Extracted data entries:
-=-=-=-=-

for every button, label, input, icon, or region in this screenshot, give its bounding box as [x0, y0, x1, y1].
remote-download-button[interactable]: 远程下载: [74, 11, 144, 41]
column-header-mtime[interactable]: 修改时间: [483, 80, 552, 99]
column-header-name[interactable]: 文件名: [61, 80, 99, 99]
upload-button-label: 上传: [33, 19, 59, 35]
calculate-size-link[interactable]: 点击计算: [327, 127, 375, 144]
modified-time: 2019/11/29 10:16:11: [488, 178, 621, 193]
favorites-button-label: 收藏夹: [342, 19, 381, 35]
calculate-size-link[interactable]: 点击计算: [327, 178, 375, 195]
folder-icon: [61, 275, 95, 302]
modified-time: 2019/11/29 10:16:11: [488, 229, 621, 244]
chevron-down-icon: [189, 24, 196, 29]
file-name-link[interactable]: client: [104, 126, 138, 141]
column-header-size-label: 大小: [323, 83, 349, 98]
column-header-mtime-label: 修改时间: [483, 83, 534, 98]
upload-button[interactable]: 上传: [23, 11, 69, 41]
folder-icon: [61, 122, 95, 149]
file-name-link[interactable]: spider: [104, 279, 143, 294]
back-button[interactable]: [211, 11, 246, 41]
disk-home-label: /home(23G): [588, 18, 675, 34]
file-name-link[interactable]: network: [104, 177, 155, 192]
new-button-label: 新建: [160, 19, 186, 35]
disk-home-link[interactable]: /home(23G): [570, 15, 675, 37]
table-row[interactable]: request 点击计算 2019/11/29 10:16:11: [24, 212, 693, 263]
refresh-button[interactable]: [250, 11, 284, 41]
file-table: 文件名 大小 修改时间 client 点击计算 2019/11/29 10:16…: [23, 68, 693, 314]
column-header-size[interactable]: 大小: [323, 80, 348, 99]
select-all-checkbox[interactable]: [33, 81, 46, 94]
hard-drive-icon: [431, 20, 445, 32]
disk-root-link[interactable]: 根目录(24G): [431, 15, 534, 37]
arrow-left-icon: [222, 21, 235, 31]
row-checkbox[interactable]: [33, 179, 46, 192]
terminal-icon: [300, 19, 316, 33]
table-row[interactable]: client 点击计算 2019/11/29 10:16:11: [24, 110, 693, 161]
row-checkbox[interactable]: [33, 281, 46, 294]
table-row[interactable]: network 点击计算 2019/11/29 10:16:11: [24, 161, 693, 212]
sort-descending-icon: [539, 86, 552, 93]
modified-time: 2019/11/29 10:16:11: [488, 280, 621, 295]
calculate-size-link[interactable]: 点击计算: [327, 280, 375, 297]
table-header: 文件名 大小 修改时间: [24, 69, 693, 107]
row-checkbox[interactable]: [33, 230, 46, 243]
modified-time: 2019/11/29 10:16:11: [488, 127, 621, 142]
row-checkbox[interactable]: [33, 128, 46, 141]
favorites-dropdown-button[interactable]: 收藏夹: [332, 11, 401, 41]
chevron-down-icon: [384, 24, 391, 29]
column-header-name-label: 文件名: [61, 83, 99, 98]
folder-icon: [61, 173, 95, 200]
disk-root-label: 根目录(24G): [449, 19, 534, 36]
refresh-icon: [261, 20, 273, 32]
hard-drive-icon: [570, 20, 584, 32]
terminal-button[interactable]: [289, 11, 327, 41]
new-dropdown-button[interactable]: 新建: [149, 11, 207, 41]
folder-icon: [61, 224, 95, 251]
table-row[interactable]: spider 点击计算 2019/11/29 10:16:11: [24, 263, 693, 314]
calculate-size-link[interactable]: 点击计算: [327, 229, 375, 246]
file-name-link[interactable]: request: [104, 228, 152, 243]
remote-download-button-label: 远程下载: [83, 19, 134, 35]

-=-=-=-=-

• **Task directions**
Identify every row above that contains the string "hard", and copy each such row in full. The match is case-sensitive.

• **Solution to this problem**
hard-drive-icon: [431, 20, 445, 32]
hard-drive-icon: [570, 20, 584, 32]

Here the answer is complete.